* _Exercise directions_: Search the data for the string "целевых" and gather each line it is in.

[Extracted records]
'''

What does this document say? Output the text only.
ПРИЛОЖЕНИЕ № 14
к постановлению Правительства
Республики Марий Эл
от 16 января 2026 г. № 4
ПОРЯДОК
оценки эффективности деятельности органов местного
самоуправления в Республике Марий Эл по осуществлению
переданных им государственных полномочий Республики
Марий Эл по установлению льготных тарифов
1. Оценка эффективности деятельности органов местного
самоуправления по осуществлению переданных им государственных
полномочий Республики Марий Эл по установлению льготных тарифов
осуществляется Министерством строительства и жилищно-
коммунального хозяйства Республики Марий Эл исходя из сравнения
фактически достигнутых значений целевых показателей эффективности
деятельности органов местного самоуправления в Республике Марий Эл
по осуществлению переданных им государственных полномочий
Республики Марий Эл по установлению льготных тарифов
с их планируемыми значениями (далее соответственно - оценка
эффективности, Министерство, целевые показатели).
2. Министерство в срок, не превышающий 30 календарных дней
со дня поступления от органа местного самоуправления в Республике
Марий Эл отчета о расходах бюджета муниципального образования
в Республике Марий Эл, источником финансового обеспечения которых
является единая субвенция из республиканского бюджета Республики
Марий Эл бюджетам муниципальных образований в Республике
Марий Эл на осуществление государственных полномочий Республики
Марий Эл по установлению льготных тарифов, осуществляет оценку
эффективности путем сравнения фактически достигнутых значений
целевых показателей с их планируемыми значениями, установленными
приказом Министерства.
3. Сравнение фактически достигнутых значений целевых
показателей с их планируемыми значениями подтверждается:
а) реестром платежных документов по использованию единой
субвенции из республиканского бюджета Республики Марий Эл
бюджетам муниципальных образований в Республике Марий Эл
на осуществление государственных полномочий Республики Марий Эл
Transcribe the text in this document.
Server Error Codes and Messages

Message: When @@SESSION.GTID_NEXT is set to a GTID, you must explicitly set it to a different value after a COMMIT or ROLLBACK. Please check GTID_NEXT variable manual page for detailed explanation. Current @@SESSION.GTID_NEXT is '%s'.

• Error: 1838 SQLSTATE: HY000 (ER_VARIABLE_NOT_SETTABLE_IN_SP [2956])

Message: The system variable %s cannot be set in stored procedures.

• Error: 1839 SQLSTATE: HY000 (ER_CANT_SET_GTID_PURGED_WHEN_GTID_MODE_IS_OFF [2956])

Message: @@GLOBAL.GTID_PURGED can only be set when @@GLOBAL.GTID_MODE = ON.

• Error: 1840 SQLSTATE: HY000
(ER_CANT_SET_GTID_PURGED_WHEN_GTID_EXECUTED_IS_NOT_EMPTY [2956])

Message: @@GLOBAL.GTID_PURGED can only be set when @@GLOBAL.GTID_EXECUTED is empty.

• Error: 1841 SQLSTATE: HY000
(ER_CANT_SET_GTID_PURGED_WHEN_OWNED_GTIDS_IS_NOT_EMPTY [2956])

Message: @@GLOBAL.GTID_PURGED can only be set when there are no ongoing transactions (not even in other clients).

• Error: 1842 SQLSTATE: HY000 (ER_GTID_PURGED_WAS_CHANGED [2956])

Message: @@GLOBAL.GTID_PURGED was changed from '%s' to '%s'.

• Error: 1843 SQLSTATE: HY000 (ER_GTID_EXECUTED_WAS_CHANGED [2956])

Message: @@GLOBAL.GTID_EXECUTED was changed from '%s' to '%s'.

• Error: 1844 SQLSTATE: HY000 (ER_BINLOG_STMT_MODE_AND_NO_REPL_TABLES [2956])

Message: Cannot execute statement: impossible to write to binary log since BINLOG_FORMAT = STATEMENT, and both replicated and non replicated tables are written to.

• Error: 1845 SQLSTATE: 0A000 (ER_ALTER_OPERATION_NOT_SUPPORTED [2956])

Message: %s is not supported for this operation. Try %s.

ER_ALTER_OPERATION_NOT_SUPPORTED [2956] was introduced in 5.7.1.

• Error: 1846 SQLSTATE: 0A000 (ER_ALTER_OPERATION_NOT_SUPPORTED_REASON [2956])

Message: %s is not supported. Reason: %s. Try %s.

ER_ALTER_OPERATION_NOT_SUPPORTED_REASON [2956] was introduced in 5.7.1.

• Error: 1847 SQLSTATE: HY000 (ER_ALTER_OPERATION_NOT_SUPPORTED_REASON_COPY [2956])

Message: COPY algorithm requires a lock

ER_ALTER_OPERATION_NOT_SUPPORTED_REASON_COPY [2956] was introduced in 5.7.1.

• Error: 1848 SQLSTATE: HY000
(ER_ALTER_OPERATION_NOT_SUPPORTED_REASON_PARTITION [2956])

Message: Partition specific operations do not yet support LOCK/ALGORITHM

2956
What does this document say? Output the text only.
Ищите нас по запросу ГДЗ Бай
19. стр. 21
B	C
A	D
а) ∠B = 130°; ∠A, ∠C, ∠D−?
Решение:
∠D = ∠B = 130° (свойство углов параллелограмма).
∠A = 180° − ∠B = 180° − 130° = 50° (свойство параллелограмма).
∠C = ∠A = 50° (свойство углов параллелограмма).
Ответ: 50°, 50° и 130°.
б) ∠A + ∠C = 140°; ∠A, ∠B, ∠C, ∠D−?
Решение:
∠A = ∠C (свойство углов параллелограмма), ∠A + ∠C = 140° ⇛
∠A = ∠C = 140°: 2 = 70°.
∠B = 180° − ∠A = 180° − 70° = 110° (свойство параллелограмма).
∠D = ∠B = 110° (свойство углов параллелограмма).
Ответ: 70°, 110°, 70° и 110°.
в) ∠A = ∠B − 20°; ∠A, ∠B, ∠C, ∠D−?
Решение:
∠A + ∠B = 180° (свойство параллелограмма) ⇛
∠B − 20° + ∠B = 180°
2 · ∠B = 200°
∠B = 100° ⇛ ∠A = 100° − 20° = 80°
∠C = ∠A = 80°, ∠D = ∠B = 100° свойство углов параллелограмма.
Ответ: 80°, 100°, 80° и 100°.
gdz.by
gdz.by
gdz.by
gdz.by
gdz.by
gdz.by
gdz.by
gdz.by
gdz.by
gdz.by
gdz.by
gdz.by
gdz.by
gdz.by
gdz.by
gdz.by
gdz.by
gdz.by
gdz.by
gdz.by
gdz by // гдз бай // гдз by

'''

* _Exercise response_:
фактически достигнутых значений целевых показателей эффективности
целевых показателей с их планируемыми значениями, установленными
3. Сравнение фактически достигнутых значений целевых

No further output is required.